**Data lines:**
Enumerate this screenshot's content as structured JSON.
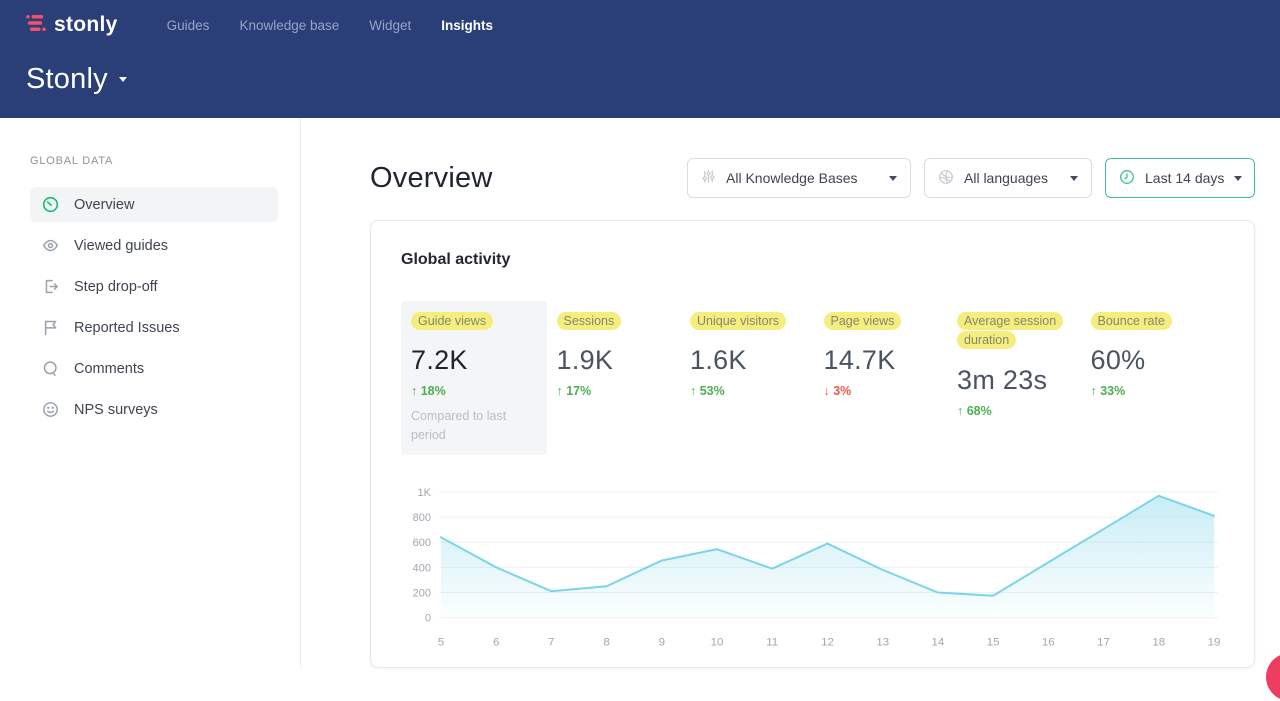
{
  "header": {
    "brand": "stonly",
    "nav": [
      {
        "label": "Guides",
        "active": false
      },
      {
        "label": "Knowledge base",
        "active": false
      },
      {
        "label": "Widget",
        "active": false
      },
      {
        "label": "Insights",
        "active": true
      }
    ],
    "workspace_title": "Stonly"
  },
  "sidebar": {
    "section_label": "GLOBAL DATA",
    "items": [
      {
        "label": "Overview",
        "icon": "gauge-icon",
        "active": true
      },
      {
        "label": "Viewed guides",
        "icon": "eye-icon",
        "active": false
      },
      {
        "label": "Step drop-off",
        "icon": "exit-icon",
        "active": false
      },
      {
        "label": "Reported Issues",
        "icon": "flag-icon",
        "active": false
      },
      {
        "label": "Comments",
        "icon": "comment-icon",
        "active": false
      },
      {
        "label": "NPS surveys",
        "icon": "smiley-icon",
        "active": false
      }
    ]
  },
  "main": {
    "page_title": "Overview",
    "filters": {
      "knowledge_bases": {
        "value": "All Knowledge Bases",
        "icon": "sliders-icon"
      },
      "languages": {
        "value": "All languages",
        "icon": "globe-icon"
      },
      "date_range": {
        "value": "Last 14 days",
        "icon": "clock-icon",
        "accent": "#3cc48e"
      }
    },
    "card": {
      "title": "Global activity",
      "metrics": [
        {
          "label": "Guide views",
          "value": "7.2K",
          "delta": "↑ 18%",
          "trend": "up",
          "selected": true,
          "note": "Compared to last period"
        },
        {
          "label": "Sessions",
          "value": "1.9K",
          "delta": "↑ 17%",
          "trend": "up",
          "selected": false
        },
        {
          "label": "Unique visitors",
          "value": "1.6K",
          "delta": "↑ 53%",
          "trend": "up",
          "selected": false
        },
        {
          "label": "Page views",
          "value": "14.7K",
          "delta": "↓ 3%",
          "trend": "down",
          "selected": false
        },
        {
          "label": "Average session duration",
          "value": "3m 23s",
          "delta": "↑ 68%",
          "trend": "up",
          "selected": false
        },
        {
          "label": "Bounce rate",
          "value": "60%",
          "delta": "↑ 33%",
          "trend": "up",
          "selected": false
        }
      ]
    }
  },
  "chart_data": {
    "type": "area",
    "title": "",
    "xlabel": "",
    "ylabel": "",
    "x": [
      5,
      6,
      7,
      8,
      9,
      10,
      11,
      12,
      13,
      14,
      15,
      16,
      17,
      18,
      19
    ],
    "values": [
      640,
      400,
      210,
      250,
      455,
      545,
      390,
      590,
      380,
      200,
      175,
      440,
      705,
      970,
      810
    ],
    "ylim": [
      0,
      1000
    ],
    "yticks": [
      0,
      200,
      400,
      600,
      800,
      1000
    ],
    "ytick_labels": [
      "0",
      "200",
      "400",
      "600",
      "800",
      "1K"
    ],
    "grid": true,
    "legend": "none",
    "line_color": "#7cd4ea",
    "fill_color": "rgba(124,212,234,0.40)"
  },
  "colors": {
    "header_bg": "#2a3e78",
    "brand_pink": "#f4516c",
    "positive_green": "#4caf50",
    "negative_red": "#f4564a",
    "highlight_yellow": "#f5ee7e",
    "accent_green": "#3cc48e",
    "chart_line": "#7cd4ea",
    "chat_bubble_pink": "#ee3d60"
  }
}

--

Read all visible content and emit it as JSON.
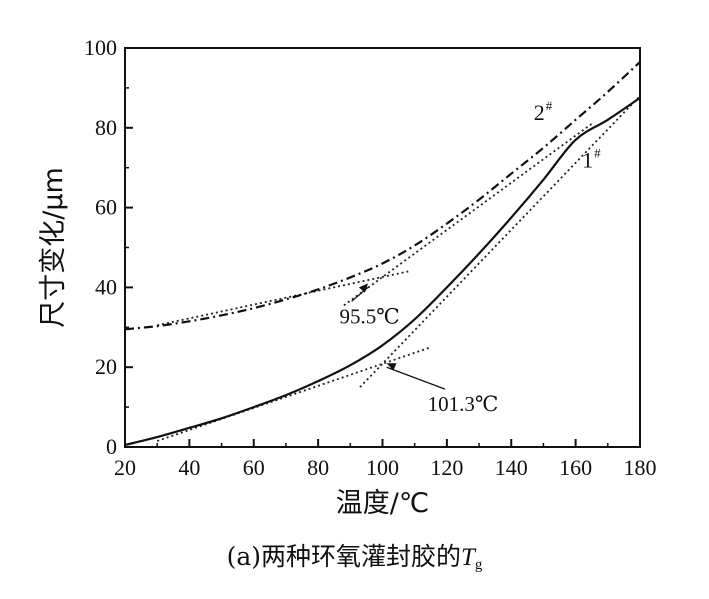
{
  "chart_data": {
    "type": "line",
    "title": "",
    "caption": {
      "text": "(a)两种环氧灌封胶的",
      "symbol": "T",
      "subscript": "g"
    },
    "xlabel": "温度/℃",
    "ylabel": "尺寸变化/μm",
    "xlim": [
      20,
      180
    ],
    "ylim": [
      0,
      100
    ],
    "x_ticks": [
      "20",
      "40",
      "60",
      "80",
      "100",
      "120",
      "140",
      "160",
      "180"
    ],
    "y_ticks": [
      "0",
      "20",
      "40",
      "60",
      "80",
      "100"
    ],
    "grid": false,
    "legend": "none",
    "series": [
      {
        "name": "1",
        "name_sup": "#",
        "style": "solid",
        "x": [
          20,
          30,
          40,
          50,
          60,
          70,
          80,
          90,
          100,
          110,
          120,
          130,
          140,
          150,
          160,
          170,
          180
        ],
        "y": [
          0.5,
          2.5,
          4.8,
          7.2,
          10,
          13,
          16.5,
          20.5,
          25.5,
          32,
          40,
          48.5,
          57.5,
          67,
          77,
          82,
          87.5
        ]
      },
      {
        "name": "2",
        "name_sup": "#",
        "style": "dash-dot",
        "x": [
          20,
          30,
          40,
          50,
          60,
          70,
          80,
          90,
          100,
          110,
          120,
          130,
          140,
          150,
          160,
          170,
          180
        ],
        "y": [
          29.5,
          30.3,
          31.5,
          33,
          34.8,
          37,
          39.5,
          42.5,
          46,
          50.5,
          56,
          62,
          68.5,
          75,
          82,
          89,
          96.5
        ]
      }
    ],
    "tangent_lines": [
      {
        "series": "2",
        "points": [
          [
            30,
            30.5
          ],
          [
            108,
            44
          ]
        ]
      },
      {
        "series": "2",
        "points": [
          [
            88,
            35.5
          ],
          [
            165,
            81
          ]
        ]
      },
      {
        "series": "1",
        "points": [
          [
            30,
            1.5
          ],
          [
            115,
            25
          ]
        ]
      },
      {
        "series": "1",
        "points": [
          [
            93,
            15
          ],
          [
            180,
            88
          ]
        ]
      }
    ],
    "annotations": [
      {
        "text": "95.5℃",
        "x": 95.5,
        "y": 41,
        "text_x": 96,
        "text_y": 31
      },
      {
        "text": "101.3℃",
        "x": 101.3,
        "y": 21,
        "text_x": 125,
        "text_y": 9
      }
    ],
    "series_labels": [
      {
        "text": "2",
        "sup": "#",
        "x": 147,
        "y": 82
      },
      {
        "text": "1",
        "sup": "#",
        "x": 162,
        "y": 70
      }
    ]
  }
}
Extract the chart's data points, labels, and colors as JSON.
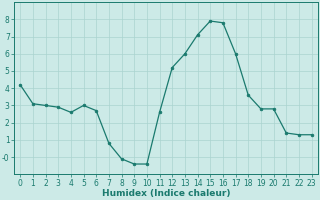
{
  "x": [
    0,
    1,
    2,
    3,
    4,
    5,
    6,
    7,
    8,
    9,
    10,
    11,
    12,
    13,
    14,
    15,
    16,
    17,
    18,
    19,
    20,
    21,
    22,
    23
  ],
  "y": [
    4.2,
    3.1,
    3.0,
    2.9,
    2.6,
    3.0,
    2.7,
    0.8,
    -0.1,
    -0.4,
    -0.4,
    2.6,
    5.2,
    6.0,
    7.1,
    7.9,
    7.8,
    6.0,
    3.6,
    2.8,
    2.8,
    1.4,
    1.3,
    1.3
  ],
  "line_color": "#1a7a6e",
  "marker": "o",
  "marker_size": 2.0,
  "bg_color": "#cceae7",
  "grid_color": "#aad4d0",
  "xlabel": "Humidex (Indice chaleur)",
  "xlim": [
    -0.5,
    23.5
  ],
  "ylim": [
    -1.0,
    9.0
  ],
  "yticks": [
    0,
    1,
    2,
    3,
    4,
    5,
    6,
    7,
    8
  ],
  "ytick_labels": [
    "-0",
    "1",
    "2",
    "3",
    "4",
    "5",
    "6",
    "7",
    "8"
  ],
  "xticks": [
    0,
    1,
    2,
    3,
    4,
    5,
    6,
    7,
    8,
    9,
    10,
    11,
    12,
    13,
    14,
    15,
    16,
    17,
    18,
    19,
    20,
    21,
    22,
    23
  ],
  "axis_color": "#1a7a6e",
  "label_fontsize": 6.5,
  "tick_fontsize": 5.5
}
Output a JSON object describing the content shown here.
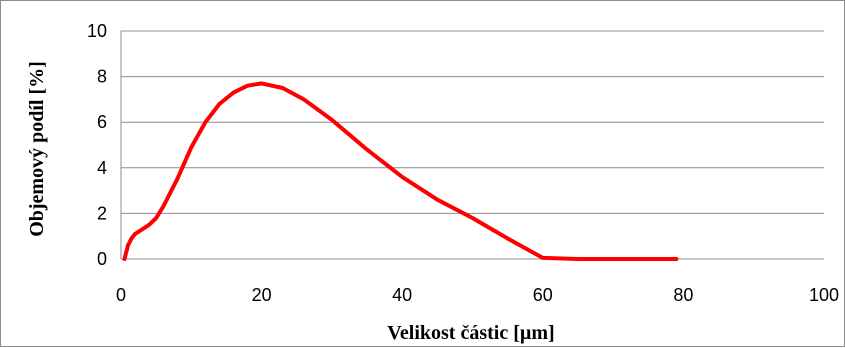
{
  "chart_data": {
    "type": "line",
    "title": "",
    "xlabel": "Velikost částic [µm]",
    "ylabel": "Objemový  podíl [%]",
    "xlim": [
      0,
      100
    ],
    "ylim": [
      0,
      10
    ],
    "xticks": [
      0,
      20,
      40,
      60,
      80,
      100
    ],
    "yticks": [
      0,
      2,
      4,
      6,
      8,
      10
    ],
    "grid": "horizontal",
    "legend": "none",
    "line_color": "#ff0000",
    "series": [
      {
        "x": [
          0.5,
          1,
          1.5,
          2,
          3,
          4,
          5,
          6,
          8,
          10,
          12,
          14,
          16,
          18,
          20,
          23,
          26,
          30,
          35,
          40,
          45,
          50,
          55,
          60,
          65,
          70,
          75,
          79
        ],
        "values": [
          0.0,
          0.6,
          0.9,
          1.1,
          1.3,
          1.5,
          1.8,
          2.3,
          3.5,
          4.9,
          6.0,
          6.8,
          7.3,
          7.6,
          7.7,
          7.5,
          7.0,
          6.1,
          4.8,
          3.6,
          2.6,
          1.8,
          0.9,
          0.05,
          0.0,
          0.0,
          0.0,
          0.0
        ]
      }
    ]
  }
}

...

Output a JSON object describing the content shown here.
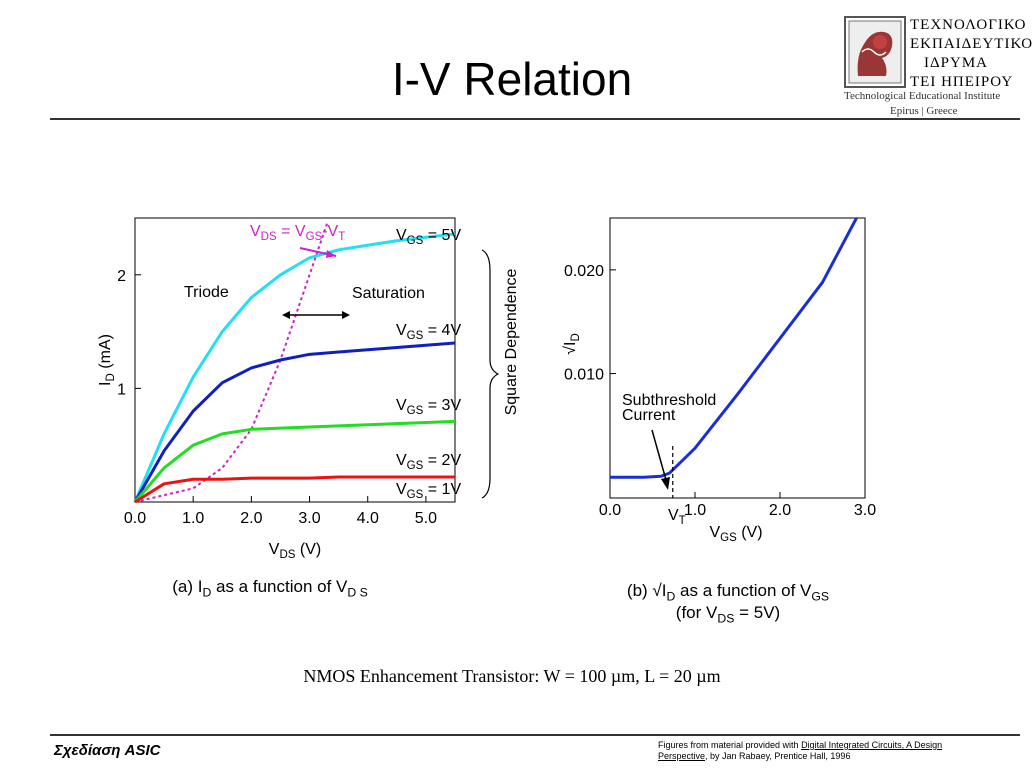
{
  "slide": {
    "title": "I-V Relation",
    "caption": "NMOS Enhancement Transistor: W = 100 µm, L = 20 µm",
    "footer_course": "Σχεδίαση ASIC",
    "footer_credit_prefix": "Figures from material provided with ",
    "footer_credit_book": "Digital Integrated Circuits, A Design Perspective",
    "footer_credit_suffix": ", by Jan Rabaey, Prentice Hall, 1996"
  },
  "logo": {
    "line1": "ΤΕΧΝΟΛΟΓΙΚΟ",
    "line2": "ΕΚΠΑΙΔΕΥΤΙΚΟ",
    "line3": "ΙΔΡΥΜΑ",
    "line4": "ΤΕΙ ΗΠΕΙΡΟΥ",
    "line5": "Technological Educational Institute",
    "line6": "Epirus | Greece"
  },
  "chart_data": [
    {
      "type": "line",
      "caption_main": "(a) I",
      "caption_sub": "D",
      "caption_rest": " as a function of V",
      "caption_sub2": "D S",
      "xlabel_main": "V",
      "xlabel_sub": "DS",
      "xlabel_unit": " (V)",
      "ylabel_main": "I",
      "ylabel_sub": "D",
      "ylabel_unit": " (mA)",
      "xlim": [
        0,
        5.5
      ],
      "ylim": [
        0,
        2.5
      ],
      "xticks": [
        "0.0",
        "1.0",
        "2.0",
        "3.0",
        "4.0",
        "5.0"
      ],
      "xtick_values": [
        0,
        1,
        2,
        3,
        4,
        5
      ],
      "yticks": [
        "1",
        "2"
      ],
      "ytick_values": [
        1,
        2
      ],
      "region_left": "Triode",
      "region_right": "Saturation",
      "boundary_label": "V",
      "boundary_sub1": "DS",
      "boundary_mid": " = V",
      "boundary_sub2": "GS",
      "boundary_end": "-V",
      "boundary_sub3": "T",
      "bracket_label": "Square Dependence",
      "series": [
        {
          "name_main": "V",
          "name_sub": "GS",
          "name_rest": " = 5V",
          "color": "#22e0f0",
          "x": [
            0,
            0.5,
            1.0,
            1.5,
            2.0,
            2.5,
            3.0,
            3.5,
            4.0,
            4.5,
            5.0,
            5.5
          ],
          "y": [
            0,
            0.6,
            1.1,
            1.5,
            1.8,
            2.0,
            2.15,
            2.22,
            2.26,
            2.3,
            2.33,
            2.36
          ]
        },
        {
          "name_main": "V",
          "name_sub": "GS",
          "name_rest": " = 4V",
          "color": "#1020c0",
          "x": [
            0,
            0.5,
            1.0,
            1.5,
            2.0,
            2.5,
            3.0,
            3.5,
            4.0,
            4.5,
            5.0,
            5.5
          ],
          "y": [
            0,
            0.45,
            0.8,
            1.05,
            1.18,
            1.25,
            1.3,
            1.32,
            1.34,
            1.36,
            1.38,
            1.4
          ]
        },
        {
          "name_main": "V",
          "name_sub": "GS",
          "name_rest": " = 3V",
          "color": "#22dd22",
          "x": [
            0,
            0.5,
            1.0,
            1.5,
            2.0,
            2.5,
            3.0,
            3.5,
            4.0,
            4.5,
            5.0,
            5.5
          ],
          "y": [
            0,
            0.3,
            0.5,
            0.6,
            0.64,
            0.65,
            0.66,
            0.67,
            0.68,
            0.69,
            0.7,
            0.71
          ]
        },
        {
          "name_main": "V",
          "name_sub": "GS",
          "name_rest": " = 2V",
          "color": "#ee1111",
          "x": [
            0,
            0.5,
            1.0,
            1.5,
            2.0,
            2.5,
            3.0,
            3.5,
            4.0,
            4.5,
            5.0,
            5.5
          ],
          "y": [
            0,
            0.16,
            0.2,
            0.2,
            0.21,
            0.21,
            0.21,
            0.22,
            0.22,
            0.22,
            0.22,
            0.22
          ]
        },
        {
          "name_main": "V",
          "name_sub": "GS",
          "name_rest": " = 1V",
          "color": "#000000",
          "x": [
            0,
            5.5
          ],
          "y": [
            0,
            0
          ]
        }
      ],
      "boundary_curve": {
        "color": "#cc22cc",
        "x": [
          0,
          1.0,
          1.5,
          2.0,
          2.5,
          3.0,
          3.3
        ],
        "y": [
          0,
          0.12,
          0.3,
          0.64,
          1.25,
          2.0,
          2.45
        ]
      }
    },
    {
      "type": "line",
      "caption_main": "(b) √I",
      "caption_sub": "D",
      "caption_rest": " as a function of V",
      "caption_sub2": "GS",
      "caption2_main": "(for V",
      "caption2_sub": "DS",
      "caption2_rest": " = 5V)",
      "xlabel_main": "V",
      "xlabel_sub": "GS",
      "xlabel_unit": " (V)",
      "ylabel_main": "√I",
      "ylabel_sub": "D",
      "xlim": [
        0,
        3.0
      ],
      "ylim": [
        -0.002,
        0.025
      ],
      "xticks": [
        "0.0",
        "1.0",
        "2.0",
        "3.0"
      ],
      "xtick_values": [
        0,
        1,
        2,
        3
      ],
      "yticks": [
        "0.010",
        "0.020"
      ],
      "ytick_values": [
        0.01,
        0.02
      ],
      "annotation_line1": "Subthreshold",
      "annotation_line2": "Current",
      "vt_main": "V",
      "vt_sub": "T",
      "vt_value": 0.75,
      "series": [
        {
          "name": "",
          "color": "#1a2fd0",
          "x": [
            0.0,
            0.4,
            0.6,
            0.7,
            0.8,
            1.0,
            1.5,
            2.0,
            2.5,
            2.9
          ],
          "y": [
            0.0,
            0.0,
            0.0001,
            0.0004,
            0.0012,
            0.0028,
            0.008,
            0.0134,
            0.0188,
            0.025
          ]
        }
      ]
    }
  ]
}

**Written exercise:** Search the entries for the word "Overview" and copy every line that has it.

**Result for this task:**
        "label": "Overview",
    "page_title": "Overview",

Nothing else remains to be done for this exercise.